- **AIM**
Check each line below for the word "ring" and give the number of lines that have it, nothing more.

- **THE DATA**

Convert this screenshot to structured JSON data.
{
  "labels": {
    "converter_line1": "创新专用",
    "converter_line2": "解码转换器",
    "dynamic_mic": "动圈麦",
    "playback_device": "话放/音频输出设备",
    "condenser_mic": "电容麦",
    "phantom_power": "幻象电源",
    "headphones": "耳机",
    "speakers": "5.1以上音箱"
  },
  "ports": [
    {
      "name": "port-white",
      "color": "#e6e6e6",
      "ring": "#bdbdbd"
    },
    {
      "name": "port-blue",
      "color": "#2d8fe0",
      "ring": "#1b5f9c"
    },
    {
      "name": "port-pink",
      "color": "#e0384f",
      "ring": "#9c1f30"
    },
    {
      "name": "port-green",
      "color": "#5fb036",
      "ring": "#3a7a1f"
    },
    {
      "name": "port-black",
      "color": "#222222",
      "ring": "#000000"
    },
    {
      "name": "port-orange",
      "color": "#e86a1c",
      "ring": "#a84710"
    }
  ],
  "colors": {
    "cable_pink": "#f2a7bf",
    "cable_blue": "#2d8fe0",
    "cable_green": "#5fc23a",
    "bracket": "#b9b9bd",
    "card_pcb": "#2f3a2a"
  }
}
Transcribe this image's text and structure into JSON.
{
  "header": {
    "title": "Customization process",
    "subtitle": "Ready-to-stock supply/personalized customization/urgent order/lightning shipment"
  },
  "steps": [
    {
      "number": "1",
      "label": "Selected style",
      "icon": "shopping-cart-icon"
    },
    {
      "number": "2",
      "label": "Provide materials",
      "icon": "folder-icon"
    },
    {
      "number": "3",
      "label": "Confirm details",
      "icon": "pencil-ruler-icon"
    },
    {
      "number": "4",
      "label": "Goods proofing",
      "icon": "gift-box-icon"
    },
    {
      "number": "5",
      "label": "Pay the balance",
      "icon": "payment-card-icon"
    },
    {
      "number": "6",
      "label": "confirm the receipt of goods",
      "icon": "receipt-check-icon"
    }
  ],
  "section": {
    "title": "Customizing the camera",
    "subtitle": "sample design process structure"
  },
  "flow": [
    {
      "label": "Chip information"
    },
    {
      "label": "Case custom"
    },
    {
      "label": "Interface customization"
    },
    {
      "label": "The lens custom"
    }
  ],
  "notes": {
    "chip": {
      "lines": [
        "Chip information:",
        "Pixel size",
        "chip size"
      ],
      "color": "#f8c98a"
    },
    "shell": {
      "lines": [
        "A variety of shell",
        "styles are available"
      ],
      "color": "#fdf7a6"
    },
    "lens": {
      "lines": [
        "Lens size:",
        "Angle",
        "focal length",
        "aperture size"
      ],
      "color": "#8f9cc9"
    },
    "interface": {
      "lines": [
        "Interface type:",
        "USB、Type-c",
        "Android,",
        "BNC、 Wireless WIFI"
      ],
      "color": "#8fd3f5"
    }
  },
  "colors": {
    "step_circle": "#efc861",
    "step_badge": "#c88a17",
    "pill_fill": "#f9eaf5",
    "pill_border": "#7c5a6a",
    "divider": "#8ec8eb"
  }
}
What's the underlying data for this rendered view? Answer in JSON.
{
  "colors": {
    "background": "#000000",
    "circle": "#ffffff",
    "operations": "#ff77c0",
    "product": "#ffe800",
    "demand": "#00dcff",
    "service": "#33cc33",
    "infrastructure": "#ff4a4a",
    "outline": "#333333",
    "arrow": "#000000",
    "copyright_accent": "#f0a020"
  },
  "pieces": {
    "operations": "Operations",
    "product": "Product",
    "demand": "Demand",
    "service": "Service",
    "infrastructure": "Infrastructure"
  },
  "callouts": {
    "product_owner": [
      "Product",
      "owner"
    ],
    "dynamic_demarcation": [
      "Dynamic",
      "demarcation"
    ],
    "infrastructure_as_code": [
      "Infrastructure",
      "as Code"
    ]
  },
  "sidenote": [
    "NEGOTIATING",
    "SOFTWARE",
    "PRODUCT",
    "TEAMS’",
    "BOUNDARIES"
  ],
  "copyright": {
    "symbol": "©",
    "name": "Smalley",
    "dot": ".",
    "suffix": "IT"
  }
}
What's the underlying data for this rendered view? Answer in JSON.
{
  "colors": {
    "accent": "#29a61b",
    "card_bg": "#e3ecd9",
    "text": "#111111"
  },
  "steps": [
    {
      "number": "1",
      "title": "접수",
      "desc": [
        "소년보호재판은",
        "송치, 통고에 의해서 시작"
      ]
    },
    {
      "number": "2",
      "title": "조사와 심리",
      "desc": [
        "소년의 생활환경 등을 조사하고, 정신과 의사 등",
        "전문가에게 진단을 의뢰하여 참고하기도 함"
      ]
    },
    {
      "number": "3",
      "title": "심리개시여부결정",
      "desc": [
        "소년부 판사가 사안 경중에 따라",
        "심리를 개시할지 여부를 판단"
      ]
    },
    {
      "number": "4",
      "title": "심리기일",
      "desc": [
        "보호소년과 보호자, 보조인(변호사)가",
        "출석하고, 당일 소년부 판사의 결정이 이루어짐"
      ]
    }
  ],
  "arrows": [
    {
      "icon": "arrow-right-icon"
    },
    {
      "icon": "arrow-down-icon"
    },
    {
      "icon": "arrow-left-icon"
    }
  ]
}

- **SOLUTION TO THE PROBLEM**
6